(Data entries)

========

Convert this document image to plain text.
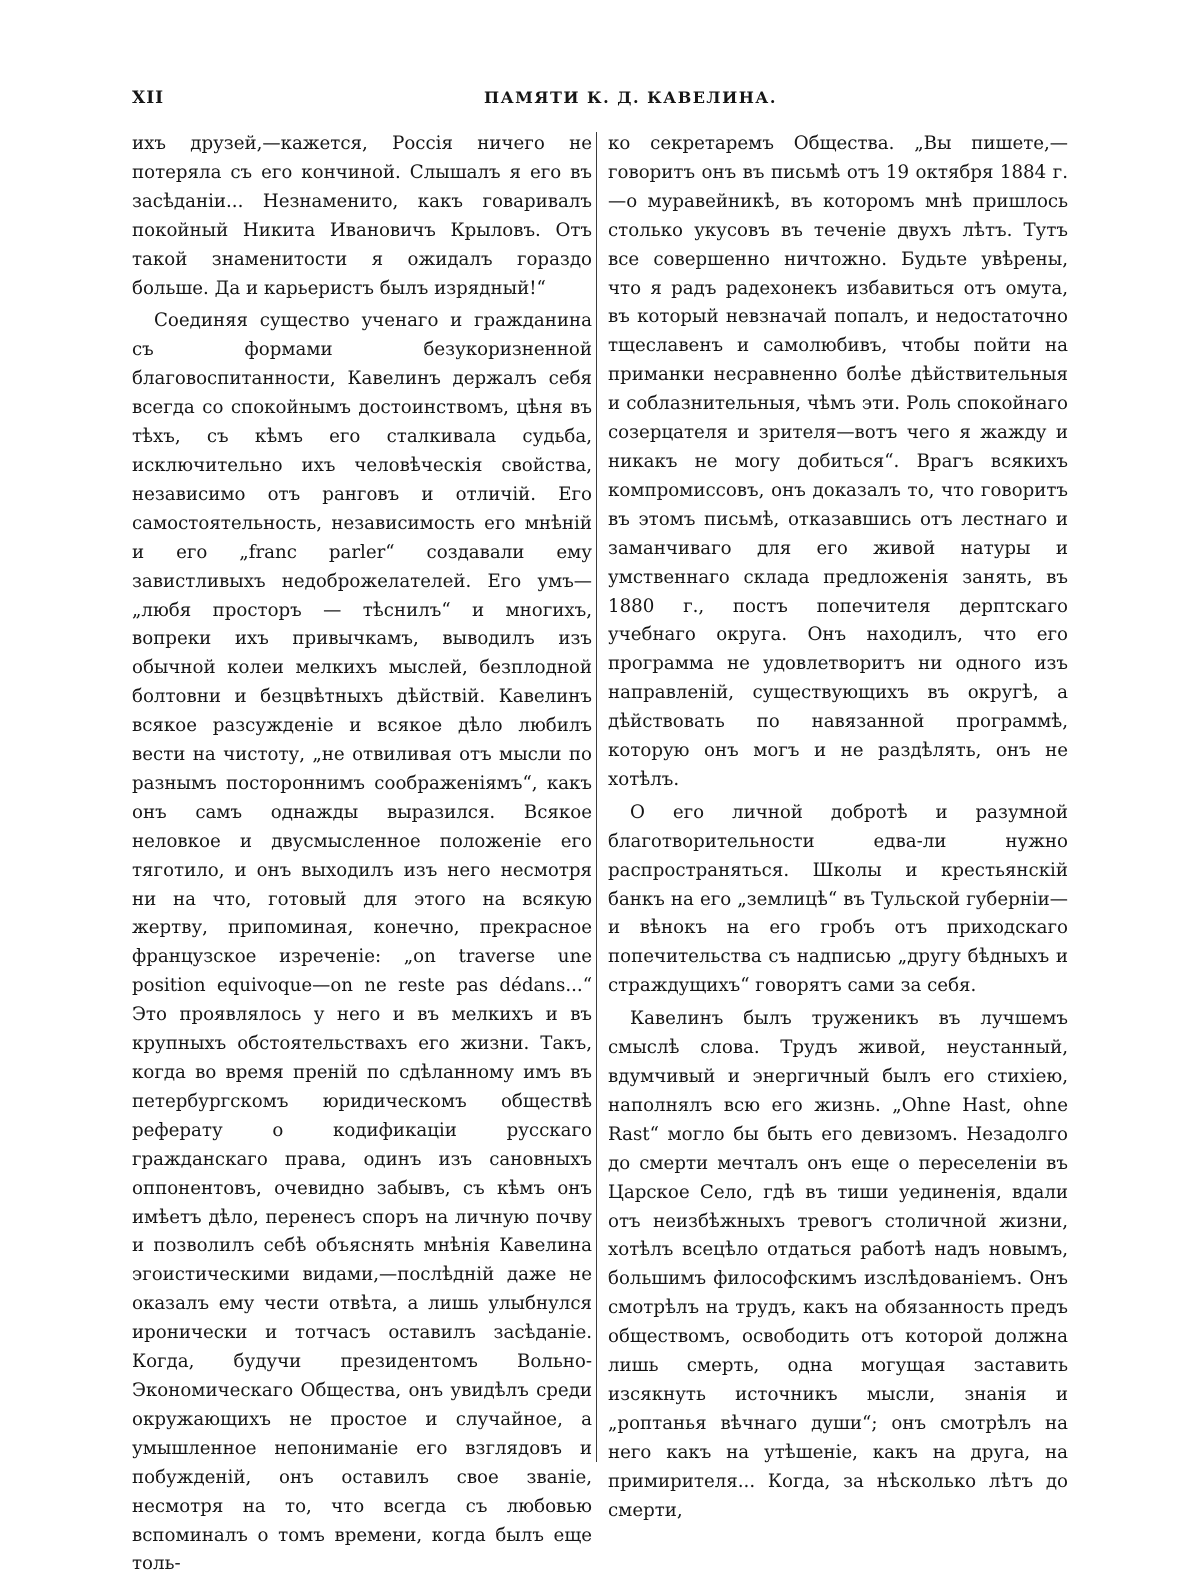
XII	ПАМЯТИ К. Д. КАВЕЛИНА.

ихъ друзей,—кажется, Россія ничего не потеряла съ его кончиной. Слышалъ я его въ засѣданіи... Незнаменито, какъ говаривалъ покойный Никита Ивановичъ Крыловъ. Отъ такой знаменитости я ожидалъ гораздо больше. Да и карьеристъ былъ изрядный!“

Соединяя существо ученаго и гражданина съ формами безукоризненной благовоспитанности, Кавелинъ держалъ себя всегда со спокойнымъ достоинствомъ, цѣня въ тѣхъ, съ кѣмъ его сталкивала судьба, исключительно ихъ человѣческія свойства, независимо отъ ранговъ и отличій. Его самостоятельность, независимость его мнѣній и его „franc parler“ создавали ему завистливыхъ недоброжелателей. Его умъ—„любя просторъ — тѣснилъ“ и многихъ, вопреки ихъ привычкамъ, выводилъ изъ обычной колеи мелкихъ мыслей, безплодной болтовни и безцвѣтныхъ дѣйствій. Кавелинъ всякое разсужденіе и всякое дѣло любилъ вести на чистоту, „не отвиливая отъ мысли по разнымъ постороннимъ соображеніямъ“, какъ онъ самъ однажды выразился. Всякое неловкое и двусмысленное положеніе его тяготило, и онъ выходилъ изъ него несмотря ни на что, готовый для этого на всякую жертву, припоминая, конечно, прекрасное французское изреченіе: „on traverse une position equivoque—on ne reste pas dédans...“ Это проявлялось у него и въ мелкихъ и въ крупныхъ обстоятельствахъ его жизни. Такъ, когда во время преній по сдѣланному имъ въ петербургскомъ юридическомъ обществѣ реферату о кодификаціи русскаго гражданскаго права, одинъ изъ сановныхъ оппонентовъ, очевидно забывъ, съ кѣмъ онъ имѣетъ дѣло, перенесъ споръ на личную почву и позволилъ себѣ объяснять мнѣнія Кавелина эгоистическими видами,—послѣдній даже не оказалъ ему чести отвѣта, а лишь улыбнулся иронически и тотчасъ оставилъ засѣданіе. Когда, будучи президентомъ Вольно-Экономическаго Общества, онъ увидѣлъ среди окружающихъ не простое и случайное, а умышленное непониманіе его взглядовъ и побужденій, онъ оставилъ свое званіе, несмотря на то, что всегда съ любовью вспоминалъ о томъ времени, когда былъ еще толь-

ко секретаремъ Общества. „Вы пишете,—говоритъ онъ въ письмѣ отъ 19 октября 1884 г.—о муравейникѣ, въ которомъ мнѣ пришлось столько укусовъ въ теченіе двухъ лѣтъ. Тутъ все совершенно ничтожно. Будьте увѣрены, что я радъ радехонекъ избавиться отъ омута, въ который невзначай попалъ, и недостаточно тщеславенъ и самолюбивъ, чтобы пойти на приманки несравненно болѣе дѣйствительныя и соблазнительныя, чѣмъ эти. Роль спокойнаго созерцателя и зрителя—вотъ чего я жажду и никакъ не могу добиться“. Врагъ всякихъ компромиссовъ, онъ доказалъ то, что говоритъ въ этомъ письмѣ, отказавшись отъ лестнаго и заманчиваго для его живой натуры и умственнаго склада предложенія занять, въ 1880 г., постъ попечителя дерптскаго учебнаго округа. Онъ находилъ, что его программа не удовлетворитъ ни одного изъ направленій, существующихъ въ округѣ, а дѣйствовать по навязанной программѣ, которую онъ могъ и не раздѣлять, онъ не хотѣлъ.

О его личной добротѣ и разумной благотворительности едва-ли нужно распространяться. Школы и крестьянскій банкъ на его „землицѣ“ въ Тульской губерніи—и вѣнокъ на его гробъ отъ приходскаго попечительства съ надписью „другу бѣдныхъ и страждущихъ“ говорятъ сами за себя.

Кавелинъ былъ труженикъ въ лучшемъ смыслѣ слова. Трудъ живой, неустанный, вдумчивый и энергичный былъ его стихіею, наполнялъ всю его жизнь. „Ohne Hast, ohne Rast“ могло бы быть его девизомъ. Незадолго до смерти мечталъ онъ еще о переселеніи въ Царское Село, гдѣ въ тиши уединенія, вдали отъ неизбѣжныхъ тревогъ столичной жизни, хотѣлъ всецѣло отдаться работѣ надъ новымъ, большимъ философскимъ изслѣдованіемъ. Онъ смотрѣлъ на трудъ, какъ на обязанность предъ обществомъ, освободить отъ которой должна лишь смерть, одна могущая заставить изсякнуть источникъ мысли, знанія и „роптанья вѣчнаго души“; онъ смотрѣлъ на него какъ на утѣшеніе, какъ на друга, на примирителя... Когда, за нѣсколько лѣтъ до смерти,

========

Directions
Leave out the pictures and give the listing above again exactly.

Task answer
Convert this document image to plain text.
XII	ПАМЯТИ К. Д. КАВЕЛИНА.

ихъ друзей,—кажется, Россія ничего не потеряла съ его кончиной. Слышалъ я его въ засѣданіи... Незнаменито, какъ говаривалъ покойный Никита Ивановичъ Крыловъ. Отъ такой знаменитости я ожидалъ гораздо больше. Да и карьеристъ былъ изрядный!“

Соединяя существо ученаго и гражданина съ формами безукоризненной благовоспитанности, Кавелинъ держалъ себя всегда со спокойнымъ достоинствомъ, цѣня въ тѣхъ, съ кѣмъ его сталкивала судьба, исключительно ихъ человѣческія свойства, независимо отъ ранговъ и отличій. Его самостоятельность, независимость его мнѣній и его „franc parler“ создавали ему завистливыхъ недоброжелателей. Его умъ—„любя просторъ — тѣснилъ“ и многихъ, вопреки ихъ привычкамъ, выводилъ изъ обычной колеи мелкихъ мыслей, безплодной болтовни и безцвѣтныхъ дѣйствій. Кавелинъ всякое разсужденіе и всякое дѣло любилъ вести на чистоту, „не отвиливая отъ мысли по разнымъ постороннимъ соображеніямъ“, какъ онъ самъ однажды выразился. Всякое неловкое и двусмысленное положеніе его тяготило, и онъ выходилъ изъ него несмотря ни на что, готовый для этого на всякую жертву, припоминая, конечно, прекрасное французское изреченіе: „on traverse une position equivoque—on ne reste pas dédans...“ Это проявлялось у него и въ мелкихъ и въ крупныхъ обстоятельствахъ его жизни. Такъ, когда во время преній по сдѣланному имъ въ петербургскомъ юридическомъ обществѣ реферату о кодификаціи русскаго гражданскаго права, одинъ изъ сановныхъ оппонентовъ, очевидно забывъ, съ кѣмъ онъ имѣетъ дѣло, перенесъ споръ на личную почву и позволилъ себѣ объяснять мнѣнія Кавелина эгоистическими видами,—послѣдній даже не оказалъ ему чести отвѣта, а лишь улыбнулся иронически и тотчасъ оставилъ засѣданіе. Когда, будучи президентомъ Вольно-Экономическаго Общества, онъ увидѣлъ среди окружающихъ не простое и случайное, а умышленное непониманіе его взглядовъ и побужденій, онъ оставилъ свое званіе, несмотря на то, что всегда съ любовью вспоминалъ о томъ времени, когда былъ еще толь-

ко секретаремъ Общества. „Вы пишете,—говоритъ онъ въ письмѣ отъ 19 октября 1884 г.—о муравейникѣ, въ которомъ мнѣ пришлось столько укусовъ въ теченіе двухъ лѣтъ. Тутъ все совершенно ничтожно. Будьте увѣрены, что я радъ радехонекъ избавиться отъ омута, въ который невзначай попалъ, и недостаточно тщеславенъ и самолюбивъ, чтобы пойти на приманки несравненно болѣе дѣйствительныя и соблазнительныя, чѣмъ эти. Роль спокойнаго созерцателя и зрителя—вотъ чего я жажду и никакъ не могу добиться“. Врагъ всякихъ компромиссовъ, онъ доказалъ то, что говоритъ въ этомъ письмѣ, отказавшись отъ лестнаго и заманчиваго для его живой натуры и умственнаго склада предложенія занять, въ 1880 г., постъ попечителя дерптскаго учебнаго округа. Онъ находилъ, что его программа не удовлетворитъ ни одного изъ направленій, существующихъ въ округѣ, а дѣйствовать по навязанной программѣ, которую онъ могъ и не раздѣлять, онъ не хотѣлъ.

О его личной добротѣ и разумной благотворительности едва-ли нужно распространяться. Школы и крестьянскій банкъ на его „землицѣ“ въ Тульской губерніи—и вѣнокъ на его гробъ отъ приходскаго попечительства съ надписью „другу бѣдныхъ и страждущихъ“ говорятъ сами за себя.

Кавелинъ былъ труженикъ въ лучшемъ смыслѣ слова. Трудъ живой, неустанный, вдумчивый и энергичный былъ его стихіею, наполнялъ всю его жизнь. „Ohne Hast, ohne Rast“ могло бы быть его девизомъ. Незадолго до смерти мечталъ онъ еще о переселеніи въ Царское Село, гдѣ въ тиши уединенія, вдали отъ неизбѣжныхъ тревогъ столичной жизни, хотѣлъ всецѣло отдаться работѣ надъ новымъ, большимъ философскимъ изслѣдованіемъ. Онъ смотрѣлъ на трудъ, какъ на обязанность предъ обществомъ, освободить отъ которой должна лишь смерть, одна могущая заставить изсякнуть источникъ мысли, знанія и „роптанья вѣчнаго души“; онъ смотрѣлъ на него какъ на утѣшеніе, какъ на друга, на примирителя... Когда, за нѣсколько лѣтъ до смерти,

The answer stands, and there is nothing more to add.